(Data entries)
___

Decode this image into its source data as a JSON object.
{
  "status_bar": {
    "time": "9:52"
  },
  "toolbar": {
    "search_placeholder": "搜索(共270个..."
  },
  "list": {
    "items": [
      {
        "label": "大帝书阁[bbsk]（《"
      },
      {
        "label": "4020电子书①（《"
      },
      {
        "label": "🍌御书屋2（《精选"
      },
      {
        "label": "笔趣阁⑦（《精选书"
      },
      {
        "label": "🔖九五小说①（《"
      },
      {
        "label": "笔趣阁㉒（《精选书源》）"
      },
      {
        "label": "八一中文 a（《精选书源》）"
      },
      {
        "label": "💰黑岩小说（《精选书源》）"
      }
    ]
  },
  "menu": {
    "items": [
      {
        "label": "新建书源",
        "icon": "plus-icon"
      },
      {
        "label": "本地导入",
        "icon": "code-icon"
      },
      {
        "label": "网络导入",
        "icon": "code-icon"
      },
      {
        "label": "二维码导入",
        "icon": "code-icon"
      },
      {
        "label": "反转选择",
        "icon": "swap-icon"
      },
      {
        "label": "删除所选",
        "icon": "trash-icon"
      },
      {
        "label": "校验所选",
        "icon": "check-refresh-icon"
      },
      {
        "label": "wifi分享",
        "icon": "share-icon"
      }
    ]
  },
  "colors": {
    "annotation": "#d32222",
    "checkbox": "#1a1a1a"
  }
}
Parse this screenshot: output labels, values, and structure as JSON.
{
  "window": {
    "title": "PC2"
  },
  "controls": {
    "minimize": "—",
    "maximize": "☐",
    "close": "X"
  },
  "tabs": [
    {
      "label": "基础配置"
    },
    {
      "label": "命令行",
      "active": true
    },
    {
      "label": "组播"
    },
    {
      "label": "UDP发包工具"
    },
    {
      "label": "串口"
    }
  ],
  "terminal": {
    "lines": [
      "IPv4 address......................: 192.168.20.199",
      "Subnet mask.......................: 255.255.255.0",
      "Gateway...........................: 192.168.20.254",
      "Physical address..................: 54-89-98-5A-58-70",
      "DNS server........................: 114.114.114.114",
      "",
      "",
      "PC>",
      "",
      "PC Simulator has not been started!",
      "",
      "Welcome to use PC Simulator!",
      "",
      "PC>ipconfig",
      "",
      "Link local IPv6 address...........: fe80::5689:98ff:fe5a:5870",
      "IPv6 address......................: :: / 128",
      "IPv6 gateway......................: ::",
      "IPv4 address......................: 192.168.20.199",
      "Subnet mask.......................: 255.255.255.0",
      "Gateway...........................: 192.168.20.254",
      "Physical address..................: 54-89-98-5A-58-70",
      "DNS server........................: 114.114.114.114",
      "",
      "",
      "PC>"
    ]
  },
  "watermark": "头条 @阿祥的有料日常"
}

___

# To do
Collect each line above holding the string "JSON".

# Written solution
Decode this image into its source data as a JSON object.
Parse this screenshot: output labels, values, and structure as JSON.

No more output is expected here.